● Aim: Pictures appear in the records below; write out everything else exactly.

● Raw records:
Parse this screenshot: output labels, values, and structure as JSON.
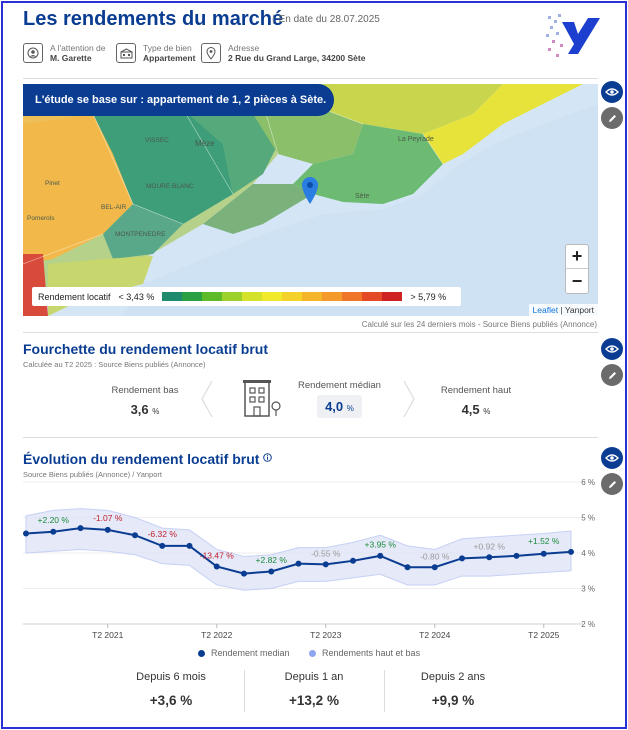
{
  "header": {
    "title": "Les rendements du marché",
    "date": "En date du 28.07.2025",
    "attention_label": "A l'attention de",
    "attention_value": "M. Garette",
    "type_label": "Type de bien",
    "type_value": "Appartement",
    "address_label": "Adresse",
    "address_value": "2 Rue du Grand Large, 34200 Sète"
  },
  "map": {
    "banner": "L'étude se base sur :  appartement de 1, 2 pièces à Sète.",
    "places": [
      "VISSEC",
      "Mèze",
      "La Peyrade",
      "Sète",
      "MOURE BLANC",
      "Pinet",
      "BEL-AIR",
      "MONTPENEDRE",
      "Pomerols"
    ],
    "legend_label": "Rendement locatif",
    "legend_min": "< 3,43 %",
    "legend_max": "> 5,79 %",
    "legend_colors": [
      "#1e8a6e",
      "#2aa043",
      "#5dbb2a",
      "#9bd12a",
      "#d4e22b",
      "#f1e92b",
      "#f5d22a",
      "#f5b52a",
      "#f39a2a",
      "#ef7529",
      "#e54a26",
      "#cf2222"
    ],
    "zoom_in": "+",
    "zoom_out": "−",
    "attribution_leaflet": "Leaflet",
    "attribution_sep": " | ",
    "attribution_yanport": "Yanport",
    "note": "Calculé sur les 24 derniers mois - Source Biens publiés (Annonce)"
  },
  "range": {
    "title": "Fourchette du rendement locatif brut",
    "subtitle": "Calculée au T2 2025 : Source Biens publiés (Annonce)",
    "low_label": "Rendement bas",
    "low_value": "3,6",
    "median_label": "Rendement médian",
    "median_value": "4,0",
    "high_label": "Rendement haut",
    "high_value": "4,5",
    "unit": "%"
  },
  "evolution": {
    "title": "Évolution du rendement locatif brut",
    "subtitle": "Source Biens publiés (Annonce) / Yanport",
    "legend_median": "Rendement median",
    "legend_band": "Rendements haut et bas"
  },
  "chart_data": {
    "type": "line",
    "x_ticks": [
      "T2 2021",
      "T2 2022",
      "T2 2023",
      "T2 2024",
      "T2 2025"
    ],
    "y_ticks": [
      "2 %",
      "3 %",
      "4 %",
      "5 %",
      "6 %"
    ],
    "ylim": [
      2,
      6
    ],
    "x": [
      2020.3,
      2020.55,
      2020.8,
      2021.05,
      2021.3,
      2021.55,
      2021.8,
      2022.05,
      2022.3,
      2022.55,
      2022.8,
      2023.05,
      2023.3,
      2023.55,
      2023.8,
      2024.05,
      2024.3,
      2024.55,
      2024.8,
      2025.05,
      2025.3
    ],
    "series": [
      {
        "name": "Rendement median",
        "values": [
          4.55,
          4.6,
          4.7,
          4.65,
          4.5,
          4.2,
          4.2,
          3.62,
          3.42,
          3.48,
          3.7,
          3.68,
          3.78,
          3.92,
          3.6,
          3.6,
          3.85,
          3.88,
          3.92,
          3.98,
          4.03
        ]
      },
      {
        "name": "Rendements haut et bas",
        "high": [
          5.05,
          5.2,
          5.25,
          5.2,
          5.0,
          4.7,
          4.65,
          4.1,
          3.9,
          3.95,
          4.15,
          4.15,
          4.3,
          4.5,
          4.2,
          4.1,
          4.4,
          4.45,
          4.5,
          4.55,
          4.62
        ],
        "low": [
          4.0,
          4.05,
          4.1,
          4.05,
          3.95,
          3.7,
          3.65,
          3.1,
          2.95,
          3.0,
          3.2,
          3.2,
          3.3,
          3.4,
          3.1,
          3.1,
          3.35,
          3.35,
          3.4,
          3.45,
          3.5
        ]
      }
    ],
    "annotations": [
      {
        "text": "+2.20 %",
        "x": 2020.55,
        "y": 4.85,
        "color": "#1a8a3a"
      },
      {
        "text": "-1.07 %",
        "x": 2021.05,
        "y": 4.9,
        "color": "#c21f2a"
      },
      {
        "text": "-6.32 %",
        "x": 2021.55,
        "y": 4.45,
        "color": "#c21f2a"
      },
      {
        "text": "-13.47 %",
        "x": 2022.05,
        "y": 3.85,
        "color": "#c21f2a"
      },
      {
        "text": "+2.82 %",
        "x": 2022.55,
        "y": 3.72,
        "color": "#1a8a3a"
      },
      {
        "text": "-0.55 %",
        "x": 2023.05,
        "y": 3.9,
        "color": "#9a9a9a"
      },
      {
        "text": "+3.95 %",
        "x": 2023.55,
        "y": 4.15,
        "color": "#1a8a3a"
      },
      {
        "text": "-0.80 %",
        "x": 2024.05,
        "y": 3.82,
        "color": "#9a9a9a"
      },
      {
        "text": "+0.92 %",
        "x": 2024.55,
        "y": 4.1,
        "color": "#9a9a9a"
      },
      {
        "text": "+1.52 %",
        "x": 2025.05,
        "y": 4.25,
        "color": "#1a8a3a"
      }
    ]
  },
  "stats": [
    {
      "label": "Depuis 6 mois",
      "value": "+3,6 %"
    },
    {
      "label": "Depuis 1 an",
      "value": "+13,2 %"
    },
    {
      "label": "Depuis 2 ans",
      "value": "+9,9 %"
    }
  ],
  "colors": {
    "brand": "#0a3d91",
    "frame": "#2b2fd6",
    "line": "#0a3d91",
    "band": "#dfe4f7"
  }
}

● Reply to the task:
Parse this screenshot: output labels, values, and structure as JSON.
{
  "header": {
    "title": "Les rendements du marché",
    "date": "En date du 28.07.2025",
    "attention_label": "A l'attention de",
    "attention_value": "M. Garette",
    "type_label": "Type de bien",
    "type_value": "Appartement",
    "address_label": "Adresse",
    "address_value": "2 Rue du Grand Large, 34200 Sète"
  },
  "map": {
    "banner": "L'étude se base sur :  appartement de 1, 2 pièces à Sète.",
    "places": [
      "VISSEC",
      "Mèze",
      "La Peyrade",
      "Sète",
      "MOURE BLANC",
      "Pinet",
      "BEL-AIR",
      "MONTPENEDRE",
      "Pomerols"
    ],
    "legend_label": "Rendement locatif",
    "legend_min": "< 3,43 %",
    "legend_max": "> 5,79 %",
    "legend_colors": [
      "#1e8a6e",
      "#2aa043",
      "#5dbb2a",
      "#9bd12a",
      "#d4e22b",
      "#f1e92b",
      "#f5d22a",
      "#f5b52a",
      "#f39a2a",
      "#ef7529",
      "#e54a26",
      "#cf2222"
    ],
    "zoom_in": "+",
    "zoom_out": "−",
    "attribution_leaflet": "Leaflet",
    "attribution_sep": " | ",
    "attribution_yanport": "Yanport",
    "note": "Calculé sur les 24 derniers mois - Source Biens publiés (Annonce)"
  },
  "range": {
    "title": "Fourchette du rendement locatif brut",
    "subtitle": "Calculée au T2 2025 : Source Biens publiés (Annonce)",
    "low_label": "Rendement bas",
    "low_value": "3,6",
    "median_label": "Rendement médian",
    "median_value": "4,0",
    "high_label": "Rendement haut",
    "high_value": "4,5",
    "unit": "%"
  },
  "evolution": {
    "title": "Évolution du rendement locatif brut",
    "subtitle": "Source Biens publiés (Annonce) / Yanport",
    "legend_median": "Rendement median",
    "legend_band": "Rendements haut et bas"
  },
  "chart_data": {
    "type": "line",
    "x_ticks": [
      "T2 2021",
      "T2 2022",
      "T2 2023",
      "T2 2024",
      "T2 2025"
    ],
    "y_ticks": [
      "2 %",
      "3 %",
      "4 %",
      "5 %",
      "6 %"
    ],
    "ylim": [
      2,
      6
    ],
    "x": [
      2020.3,
      2020.55,
      2020.8,
      2021.05,
      2021.3,
      2021.55,
      2021.8,
      2022.05,
      2022.3,
      2022.55,
      2022.8,
      2023.05,
      2023.3,
      2023.55,
      2023.8,
      2024.05,
      2024.3,
      2024.55,
      2024.8,
      2025.05,
      2025.3
    ],
    "series": [
      {
        "name": "Rendement median",
        "values": [
          4.55,
          4.6,
          4.7,
          4.65,
          4.5,
          4.2,
          4.2,
          3.62,
          3.42,
          3.48,
          3.7,
          3.68,
          3.78,
          3.92,
          3.6,
          3.6,
          3.85,
          3.88,
          3.92,
          3.98,
          4.03
        ]
      },
      {
        "name": "Rendements haut et bas",
        "high": [
          5.05,
          5.2,
          5.25,
          5.2,
          5.0,
          4.7,
          4.65,
          4.1,
          3.9,
          3.95,
          4.15,
          4.15,
          4.3,
          4.5,
          4.2,
          4.1,
          4.4,
          4.45,
          4.5,
          4.55,
          4.62
        ],
        "low": [
          4.0,
          4.05,
          4.1,
          4.05,
          3.95,
          3.7,
          3.65,
          3.1,
          2.95,
          3.0,
          3.2,
          3.2,
          3.3,
          3.4,
          3.1,
          3.1,
          3.35,
          3.35,
          3.4,
          3.45,
          3.5
        ]
      }
    ],
    "annotations": [
      {
        "text": "+2.20 %",
        "x": 2020.55,
        "y": 4.85,
        "color": "#1a8a3a"
      },
      {
        "text": "-1.07 %",
        "x": 2021.05,
        "y": 4.9,
        "color": "#c21f2a"
      },
      {
        "text": "-6.32 %",
        "x": 2021.55,
        "y": 4.45,
        "color": "#c21f2a"
      },
      {
        "text": "-13.47 %",
        "x": 2022.05,
        "y": 3.85,
        "color": "#c21f2a"
      },
      {
        "text": "+2.82 %",
        "x": 2022.55,
        "y": 3.72,
        "color": "#1a8a3a"
      },
      {
        "text": "-0.55 %",
        "x": 2023.05,
        "y": 3.9,
        "color": "#9a9a9a"
      },
      {
        "text": "+3.95 %",
        "x": 2023.55,
        "y": 4.15,
        "color": "#1a8a3a"
      },
      {
        "text": "-0.80 %",
        "x": 2024.05,
        "y": 3.82,
        "color": "#9a9a9a"
      },
      {
        "text": "+0.92 %",
        "x": 2024.55,
        "y": 4.1,
        "color": "#9a9a9a"
      },
      {
        "text": "+1.52 %",
        "x": 2025.05,
        "y": 4.25,
        "color": "#1a8a3a"
      }
    ]
  },
  "stats": [
    {
      "label": "Depuis 6 mois",
      "value": "+3,6 %"
    },
    {
      "label": "Depuis 1 an",
      "value": "+13,2 %"
    },
    {
      "label": "Depuis 2 ans",
      "value": "+9,9 %"
    }
  ],
  "colors": {
    "brand": "#0a3d91",
    "frame": "#2b2fd6",
    "line": "#0a3d91",
    "band": "#dfe4f7"
  }
}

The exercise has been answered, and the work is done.